Recorded data:
# # #

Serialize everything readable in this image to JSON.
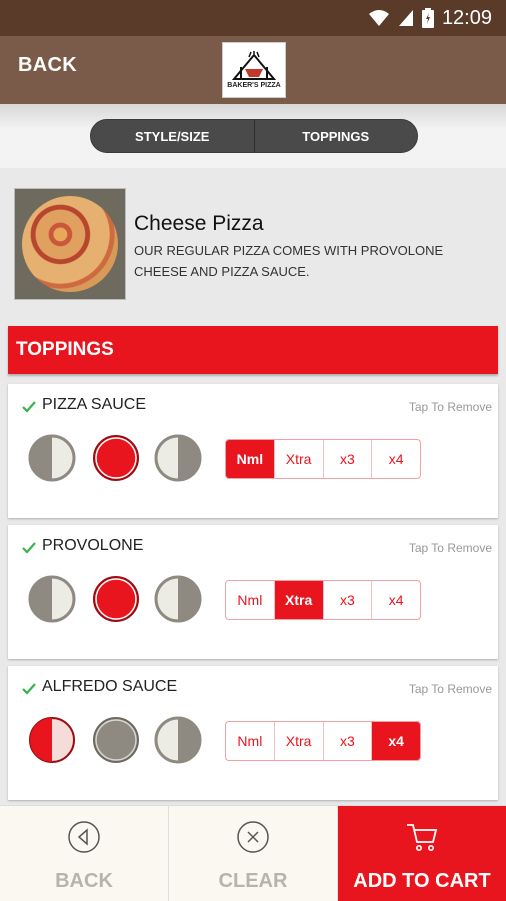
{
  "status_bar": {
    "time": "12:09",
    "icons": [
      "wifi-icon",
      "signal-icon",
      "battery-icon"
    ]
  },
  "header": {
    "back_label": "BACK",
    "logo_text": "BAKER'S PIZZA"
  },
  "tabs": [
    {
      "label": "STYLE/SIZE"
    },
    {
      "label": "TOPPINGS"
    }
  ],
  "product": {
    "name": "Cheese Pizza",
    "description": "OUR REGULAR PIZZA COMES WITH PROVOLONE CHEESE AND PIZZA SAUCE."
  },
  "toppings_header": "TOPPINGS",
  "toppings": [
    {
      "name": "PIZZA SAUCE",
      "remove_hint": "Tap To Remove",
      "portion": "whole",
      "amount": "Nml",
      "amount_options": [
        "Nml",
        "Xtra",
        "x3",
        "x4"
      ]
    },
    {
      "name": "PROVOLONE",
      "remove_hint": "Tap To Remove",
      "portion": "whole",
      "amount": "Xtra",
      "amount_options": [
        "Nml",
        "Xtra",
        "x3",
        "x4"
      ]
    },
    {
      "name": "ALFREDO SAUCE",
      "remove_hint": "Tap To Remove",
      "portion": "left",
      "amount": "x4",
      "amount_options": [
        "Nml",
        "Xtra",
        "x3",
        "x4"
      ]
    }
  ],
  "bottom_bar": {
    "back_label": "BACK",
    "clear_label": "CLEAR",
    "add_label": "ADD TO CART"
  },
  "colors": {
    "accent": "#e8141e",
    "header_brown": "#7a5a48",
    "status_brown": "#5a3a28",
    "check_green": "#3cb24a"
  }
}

# # #

Task to complete: Leave out every picture and copy the rest of the records exactly.

Written response:
Serialize everything readable in this image to JSON.
{
  "status_bar": {
    "time": "12:09",
    "icons": [
      "wifi-icon",
      "signal-icon",
      "battery-icon"
    ]
  },
  "header": {
    "back_label": "BACK",
    "logo_text": "BAKER'S PIZZA"
  },
  "tabs": [
    {
      "label": "STYLE/SIZE"
    },
    {
      "label": "TOPPINGS"
    }
  ],
  "product": {
    "name": "Cheese Pizza",
    "description": "OUR REGULAR PIZZA COMES WITH PROVOLONE CHEESE AND PIZZA SAUCE."
  },
  "toppings_header": "TOPPINGS",
  "toppings": [
    {
      "name": "PIZZA SAUCE",
      "remove_hint": "Tap To Remove",
      "portion": "whole",
      "amount": "Nml",
      "amount_options": [
        "Nml",
        "Xtra",
        "x3",
        "x4"
      ]
    },
    {
      "name": "PROVOLONE",
      "remove_hint": "Tap To Remove",
      "portion": "whole",
      "amount": "Xtra",
      "amount_options": [
        "Nml",
        "Xtra",
        "x3",
        "x4"
      ]
    },
    {
      "name": "ALFREDO SAUCE",
      "remove_hint": "Tap To Remove",
      "portion": "left",
      "amount": "x4",
      "amount_options": [
        "Nml",
        "Xtra",
        "x3",
        "x4"
      ]
    }
  ],
  "bottom_bar": {
    "back_label": "BACK",
    "clear_label": "CLEAR",
    "add_label": "ADD TO CART"
  },
  "colors": {
    "accent": "#e8141e",
    "header_brown": "#7a5a48",
    "status_brown": "#5a3a28",
    "check_green": "#3cb24a"
  }
}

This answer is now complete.